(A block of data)
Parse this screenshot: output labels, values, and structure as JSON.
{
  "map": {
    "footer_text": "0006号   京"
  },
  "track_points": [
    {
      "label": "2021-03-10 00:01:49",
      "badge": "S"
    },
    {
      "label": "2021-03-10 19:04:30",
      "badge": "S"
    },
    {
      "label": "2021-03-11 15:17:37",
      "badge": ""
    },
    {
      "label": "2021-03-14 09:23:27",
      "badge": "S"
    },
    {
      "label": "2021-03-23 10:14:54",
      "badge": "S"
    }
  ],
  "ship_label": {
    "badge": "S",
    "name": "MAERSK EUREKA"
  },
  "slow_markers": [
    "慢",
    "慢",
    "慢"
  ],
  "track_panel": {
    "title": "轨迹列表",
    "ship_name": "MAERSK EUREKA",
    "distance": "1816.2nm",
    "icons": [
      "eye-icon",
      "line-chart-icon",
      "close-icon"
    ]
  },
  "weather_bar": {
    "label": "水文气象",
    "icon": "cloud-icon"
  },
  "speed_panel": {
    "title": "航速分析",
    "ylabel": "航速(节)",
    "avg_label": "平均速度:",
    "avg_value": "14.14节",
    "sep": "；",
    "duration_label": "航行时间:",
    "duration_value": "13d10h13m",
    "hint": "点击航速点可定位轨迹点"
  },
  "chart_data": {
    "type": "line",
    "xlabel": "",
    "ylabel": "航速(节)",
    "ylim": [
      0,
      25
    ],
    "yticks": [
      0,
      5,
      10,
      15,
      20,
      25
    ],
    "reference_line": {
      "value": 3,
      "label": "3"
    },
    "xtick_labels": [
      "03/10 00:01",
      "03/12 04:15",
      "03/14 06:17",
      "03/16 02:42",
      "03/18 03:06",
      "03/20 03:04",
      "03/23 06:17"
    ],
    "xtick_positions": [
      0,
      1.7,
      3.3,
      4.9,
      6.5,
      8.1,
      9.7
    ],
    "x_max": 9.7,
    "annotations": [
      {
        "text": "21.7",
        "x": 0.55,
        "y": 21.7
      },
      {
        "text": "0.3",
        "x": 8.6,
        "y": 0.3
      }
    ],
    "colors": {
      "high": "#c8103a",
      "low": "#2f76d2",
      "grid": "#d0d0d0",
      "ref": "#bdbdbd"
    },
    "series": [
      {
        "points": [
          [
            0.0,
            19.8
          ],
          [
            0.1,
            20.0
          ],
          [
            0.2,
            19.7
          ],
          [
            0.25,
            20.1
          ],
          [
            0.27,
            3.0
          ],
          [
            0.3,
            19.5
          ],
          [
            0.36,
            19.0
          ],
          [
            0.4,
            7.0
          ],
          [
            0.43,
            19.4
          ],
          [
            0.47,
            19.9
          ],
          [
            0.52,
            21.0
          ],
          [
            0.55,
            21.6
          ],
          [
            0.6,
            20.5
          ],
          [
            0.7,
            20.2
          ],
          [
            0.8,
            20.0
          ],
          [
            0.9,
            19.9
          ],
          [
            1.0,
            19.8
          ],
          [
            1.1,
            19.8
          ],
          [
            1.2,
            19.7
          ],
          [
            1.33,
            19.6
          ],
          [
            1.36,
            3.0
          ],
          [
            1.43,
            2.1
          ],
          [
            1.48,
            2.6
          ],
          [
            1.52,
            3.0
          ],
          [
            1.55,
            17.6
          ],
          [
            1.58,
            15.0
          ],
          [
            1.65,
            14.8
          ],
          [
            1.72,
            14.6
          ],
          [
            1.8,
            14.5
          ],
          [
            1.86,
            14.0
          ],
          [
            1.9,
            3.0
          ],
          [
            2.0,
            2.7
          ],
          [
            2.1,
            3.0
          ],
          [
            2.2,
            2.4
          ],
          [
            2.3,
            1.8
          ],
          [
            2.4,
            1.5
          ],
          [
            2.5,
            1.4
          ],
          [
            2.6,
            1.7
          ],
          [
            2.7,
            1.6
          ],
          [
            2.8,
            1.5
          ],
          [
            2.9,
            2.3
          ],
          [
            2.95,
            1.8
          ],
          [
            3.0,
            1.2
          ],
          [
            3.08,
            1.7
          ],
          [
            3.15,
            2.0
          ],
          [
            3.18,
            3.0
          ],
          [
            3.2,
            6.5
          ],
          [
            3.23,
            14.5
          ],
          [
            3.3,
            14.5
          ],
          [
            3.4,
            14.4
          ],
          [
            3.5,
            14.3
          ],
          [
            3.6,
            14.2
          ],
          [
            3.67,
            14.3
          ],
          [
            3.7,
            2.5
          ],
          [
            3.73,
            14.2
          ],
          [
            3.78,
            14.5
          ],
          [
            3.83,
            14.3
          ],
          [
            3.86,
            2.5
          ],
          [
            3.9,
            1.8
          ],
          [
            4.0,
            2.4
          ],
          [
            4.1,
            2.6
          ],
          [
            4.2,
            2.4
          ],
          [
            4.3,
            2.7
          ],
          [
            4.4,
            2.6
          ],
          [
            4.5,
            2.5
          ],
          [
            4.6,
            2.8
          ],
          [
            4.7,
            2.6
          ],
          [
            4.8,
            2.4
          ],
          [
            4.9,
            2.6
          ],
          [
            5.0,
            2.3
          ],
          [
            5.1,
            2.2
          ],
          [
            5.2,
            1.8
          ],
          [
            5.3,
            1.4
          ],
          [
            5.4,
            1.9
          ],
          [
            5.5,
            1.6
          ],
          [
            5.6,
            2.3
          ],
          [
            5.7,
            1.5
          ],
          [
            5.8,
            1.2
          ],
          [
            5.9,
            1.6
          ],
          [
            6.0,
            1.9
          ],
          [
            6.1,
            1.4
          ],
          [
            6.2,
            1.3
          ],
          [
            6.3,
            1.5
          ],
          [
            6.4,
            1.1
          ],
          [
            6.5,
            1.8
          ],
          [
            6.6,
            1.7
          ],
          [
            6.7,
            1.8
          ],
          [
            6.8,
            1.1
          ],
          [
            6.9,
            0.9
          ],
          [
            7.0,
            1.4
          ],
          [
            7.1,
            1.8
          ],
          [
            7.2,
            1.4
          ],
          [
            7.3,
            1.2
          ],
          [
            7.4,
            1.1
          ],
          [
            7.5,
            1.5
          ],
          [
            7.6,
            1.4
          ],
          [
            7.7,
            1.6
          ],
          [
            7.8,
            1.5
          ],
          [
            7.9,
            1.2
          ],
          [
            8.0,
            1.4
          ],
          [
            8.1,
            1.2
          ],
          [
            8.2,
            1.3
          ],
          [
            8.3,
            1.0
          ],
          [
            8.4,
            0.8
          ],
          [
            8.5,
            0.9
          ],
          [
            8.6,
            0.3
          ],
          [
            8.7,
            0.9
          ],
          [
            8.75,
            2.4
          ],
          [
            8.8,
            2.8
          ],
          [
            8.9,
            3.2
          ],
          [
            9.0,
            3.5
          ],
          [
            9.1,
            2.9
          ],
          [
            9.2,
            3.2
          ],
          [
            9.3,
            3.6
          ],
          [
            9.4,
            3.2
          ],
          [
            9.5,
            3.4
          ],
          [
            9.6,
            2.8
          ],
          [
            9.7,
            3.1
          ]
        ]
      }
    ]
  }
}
* * *
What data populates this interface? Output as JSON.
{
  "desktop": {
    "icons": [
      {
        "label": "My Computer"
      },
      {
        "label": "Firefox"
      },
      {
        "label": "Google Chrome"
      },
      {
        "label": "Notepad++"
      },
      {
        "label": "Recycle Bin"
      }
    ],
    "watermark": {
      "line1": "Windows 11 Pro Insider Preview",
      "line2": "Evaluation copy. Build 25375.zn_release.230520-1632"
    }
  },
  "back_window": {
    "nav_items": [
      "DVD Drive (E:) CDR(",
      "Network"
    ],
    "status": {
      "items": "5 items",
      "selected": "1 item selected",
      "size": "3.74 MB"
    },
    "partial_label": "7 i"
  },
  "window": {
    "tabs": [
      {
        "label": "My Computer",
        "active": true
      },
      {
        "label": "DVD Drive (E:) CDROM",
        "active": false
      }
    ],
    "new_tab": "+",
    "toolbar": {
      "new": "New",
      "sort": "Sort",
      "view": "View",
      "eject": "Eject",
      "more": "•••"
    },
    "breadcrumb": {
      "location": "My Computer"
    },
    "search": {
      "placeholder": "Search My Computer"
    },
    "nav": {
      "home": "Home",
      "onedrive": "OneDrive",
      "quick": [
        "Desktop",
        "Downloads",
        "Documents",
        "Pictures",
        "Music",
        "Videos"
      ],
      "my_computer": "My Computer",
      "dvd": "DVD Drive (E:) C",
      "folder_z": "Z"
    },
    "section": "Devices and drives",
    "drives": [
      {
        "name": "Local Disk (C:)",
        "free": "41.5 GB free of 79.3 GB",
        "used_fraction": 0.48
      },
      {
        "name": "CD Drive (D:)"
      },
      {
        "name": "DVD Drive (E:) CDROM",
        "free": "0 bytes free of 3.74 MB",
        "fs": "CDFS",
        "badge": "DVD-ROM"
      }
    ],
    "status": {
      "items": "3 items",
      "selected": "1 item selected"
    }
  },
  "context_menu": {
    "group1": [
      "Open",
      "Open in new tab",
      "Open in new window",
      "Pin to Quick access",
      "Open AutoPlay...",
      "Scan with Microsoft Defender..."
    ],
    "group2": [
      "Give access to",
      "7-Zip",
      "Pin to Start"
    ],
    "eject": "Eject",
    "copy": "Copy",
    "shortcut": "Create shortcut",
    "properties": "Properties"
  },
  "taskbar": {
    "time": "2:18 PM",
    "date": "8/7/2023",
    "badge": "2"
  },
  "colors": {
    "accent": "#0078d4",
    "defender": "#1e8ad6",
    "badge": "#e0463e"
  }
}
...
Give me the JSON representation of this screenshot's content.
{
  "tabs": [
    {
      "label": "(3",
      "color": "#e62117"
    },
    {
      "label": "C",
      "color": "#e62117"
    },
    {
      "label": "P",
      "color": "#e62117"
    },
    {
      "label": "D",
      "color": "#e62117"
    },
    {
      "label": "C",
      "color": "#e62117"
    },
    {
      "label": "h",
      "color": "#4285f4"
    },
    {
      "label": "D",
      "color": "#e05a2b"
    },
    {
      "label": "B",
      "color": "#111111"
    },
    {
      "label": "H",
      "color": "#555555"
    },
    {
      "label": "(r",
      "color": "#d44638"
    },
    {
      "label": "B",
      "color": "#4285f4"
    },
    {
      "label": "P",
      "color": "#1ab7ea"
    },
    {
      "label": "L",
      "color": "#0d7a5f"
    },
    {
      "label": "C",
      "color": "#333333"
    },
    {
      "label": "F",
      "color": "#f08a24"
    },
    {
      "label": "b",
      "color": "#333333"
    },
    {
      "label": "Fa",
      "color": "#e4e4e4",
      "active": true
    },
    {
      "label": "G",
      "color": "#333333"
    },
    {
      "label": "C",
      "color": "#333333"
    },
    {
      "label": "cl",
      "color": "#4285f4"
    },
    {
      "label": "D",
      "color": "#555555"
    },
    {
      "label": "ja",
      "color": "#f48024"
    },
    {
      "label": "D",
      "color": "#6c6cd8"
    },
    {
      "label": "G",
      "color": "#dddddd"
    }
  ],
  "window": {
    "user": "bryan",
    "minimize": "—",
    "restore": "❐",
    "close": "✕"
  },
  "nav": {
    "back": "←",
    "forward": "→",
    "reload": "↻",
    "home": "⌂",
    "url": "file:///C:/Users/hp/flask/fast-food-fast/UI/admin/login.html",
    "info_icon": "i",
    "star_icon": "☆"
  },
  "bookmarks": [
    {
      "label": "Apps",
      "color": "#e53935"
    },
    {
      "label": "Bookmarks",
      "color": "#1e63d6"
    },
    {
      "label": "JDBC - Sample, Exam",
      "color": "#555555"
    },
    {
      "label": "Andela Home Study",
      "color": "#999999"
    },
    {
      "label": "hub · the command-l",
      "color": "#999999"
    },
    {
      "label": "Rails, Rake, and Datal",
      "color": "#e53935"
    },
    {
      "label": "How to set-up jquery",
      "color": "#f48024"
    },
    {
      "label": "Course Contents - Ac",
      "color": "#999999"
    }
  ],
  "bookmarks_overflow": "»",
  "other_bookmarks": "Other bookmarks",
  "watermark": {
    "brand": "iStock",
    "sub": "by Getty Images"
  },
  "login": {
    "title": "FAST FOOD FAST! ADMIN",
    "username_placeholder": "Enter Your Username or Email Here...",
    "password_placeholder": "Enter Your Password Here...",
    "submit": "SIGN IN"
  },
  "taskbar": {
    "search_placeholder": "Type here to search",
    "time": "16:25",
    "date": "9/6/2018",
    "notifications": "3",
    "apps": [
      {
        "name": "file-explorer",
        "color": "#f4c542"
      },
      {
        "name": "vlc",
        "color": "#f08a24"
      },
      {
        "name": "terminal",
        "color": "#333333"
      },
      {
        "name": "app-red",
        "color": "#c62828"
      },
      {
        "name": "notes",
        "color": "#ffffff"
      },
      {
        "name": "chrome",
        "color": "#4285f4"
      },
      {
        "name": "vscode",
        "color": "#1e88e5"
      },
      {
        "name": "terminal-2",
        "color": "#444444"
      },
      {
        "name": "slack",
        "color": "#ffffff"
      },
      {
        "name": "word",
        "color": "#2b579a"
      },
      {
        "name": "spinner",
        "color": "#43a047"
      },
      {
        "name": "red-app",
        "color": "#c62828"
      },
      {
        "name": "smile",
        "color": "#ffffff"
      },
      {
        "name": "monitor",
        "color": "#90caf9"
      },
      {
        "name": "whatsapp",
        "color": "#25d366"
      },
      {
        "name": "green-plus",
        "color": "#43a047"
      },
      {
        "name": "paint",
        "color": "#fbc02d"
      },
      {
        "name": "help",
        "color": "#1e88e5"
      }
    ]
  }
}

> [DO THIS]
Filter for "free". Return all lines that hold it.

> [TASK ANSWER]
        "free": "41.5 GB free of 79.3 GB",
        "free": "0 bytes free of 3.74 MB",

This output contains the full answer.